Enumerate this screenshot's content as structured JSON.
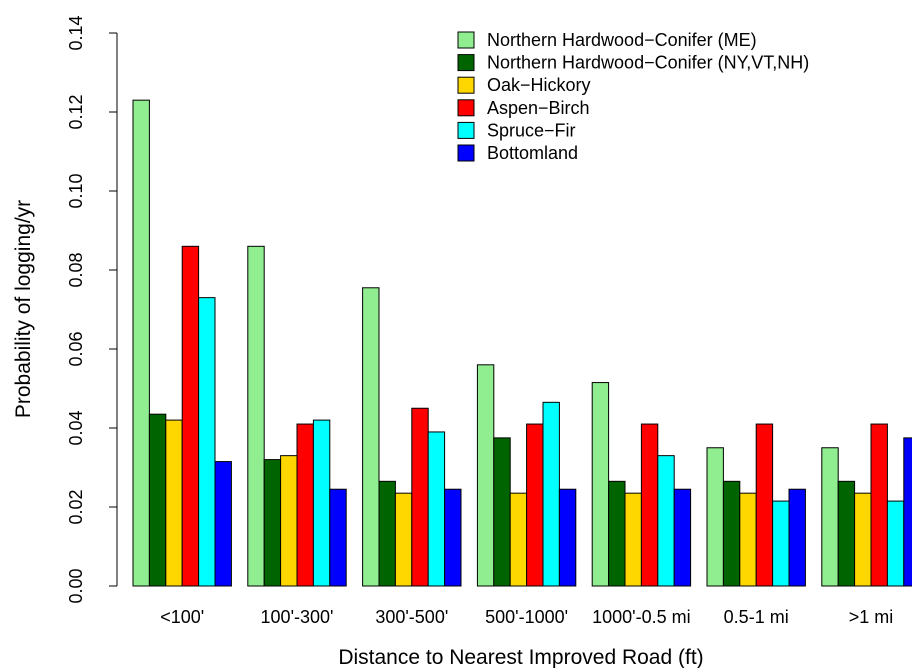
{
  "chart_data": {
    "type": "bar",
    "title": "",
    "xlabel": "Distance to Nearest Improved Road (ft)",
    "ylabel": "Probability of logging/yr",
    "ylim": [
      0,
      0.14
    ],
    "yticks": [
      "0.00",
      "0.02",
      "0.04",
      "0.06",
      "0.08",
      "0.10",
      "0.12",
      "0.14"
    ],
    "ytick_values": [
      0,
      0.02,
      0.04,
      0.06,
      0.08,
      0.1,
      0.12,
      0.14
    ],
    "categories": [
      "<100'",
      "100'-300'",
      "300'-500'",
      "500'-1000'",
      "1000'-0.5 mi",
      "0.5-1 mi",
      ">1 mi"
    ],
    "grid": false,
    "legend_position": "top-right",
    "series": [
      {
        "name": "Northern Hardwood−Conifer (ME)",
        "color": "#90ee90",
        "values": [
          0.123,
          0.086,
          0.0755,
          0.056,
          0.0515,
          0.035,
          0.035
        ]
      },
      {
        "name": "Northern Hardwood−Conifer (NY,VT,NH)",
        "color": "#006400",
        "values": [
          0.0435,
          0.032,
          0.0265,
          0.0375,
          0.0265,
          0.0265,
          0.0265
        ]
      },
      {
        "name": "Oak−Hickory",
        "color": "#ffd700",
        "values": [
          0.042,
          0.033,
          0.0235,
          0.0235,
          0.0235,
          0.0235,
          0.0235
        ]
      },
      {
        "name": "Aspen−Birch",
        "color": "#ff0000",
        "values": [
          0.086,
          0.041,
          0.045,
          0.041,
          0.041,
          0.041,
          0.041
        ]
      },
      {
        "name": "Spruce−Fir",
        "color": "#00ffff",
        "values": [
          0.073,
          0.042,
          0.039,
          0.0465,
          0.033,
          0.0215,
          0.0215
        ]
      },
      {
        "name": "Bottomland",
        "color": "#0000ff",
        "values": [
          0.0315,
          0.0245,
          0.0245,
          0.0245,
          0.0245,
          0.0245,
          0.0375
        ]
      }
    ]
  }
}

WHAT YOU SHOULD DO> None of the pictures should appear; repeat the records exactly otherwise.

WORKED ANSWER>
Enumerate this screenshot's content as structured JSON.
{
  "chart_data": {
    "type": "bar",
    "title": "",
    "xlabel": "Distance to Nearest Improved Road (ft)",
    "ylabel": "Probability of logging/yr",
    "ylim": [
      0,
      0.14
    ],
    "yticks": [
      "0.00",
      "0.02",
      "0.04",
      "0.06",
      "0.08",
      "0.10",
      "0.12",
      "0.14"
    ],
    "ytick_values": [
      0,
      0.02,
      0.04,
      0.06,
      0.08,
      0.1,
      0.12,
      0.14
    ],
    "categories": [
      "<100'",
      "100'-300'",
      "300'-500'",
      "500'-1000'",
      "1000'-0.5 mi",
      "0.5-1 mi",
      ">1 mi"
    ],
    "grid": false,
    "legend_position": "top-right",
    "series": [
      {
        "name": "Northern Hardwood−Conifer (ME)",
        "color": "#90ee90",
        "values": [
          0.123,
          0.086,
          0.0755,
          0.056,
          0.0515,
          0.035,
          0.035
        ]
      },
      {
        "name": "Northern Hardwood−Conifer (NY,VT,NH)",
        "color": "#006400",
        "values": [
          0.0435,
          0.032,
          0.0265,
          0.0375,
          0.0265,
          0.0265,
          0.0265
        ]
      },
      {
        "name": "Oak−Hickory",
        "color": "#ffd700",
        "values": [
          0.042,
          0.033,
          0.0235,
          0.0235,
          0.0235,
          0.0235,
          0.0235
        ]
      },
      {
        "name": "Aspen−Birch",
        "color": "#ff0000",
        "values": [
          0.086,
          0.041,
          0.045,
          0.041,
          0.041,
          0.041,
          0.041
        ]
      },
      {
        "name": "Spruce−Fir",
        "color": "#00ffff",
        "values": [
          0.073,
          0.042,
          0.039,
          0.0465,
          0.033,
          0.0215,
          0.0215
        ]
      },
      {
        "name": "Bottomland",
        "color": "#0000ff",
        "values": [
          0.0315,
          0.0245,
          0.0245,
          0.0245,
          0.0245,
          0.0245,
          0.0375
        ]
      }
    ]
  }
}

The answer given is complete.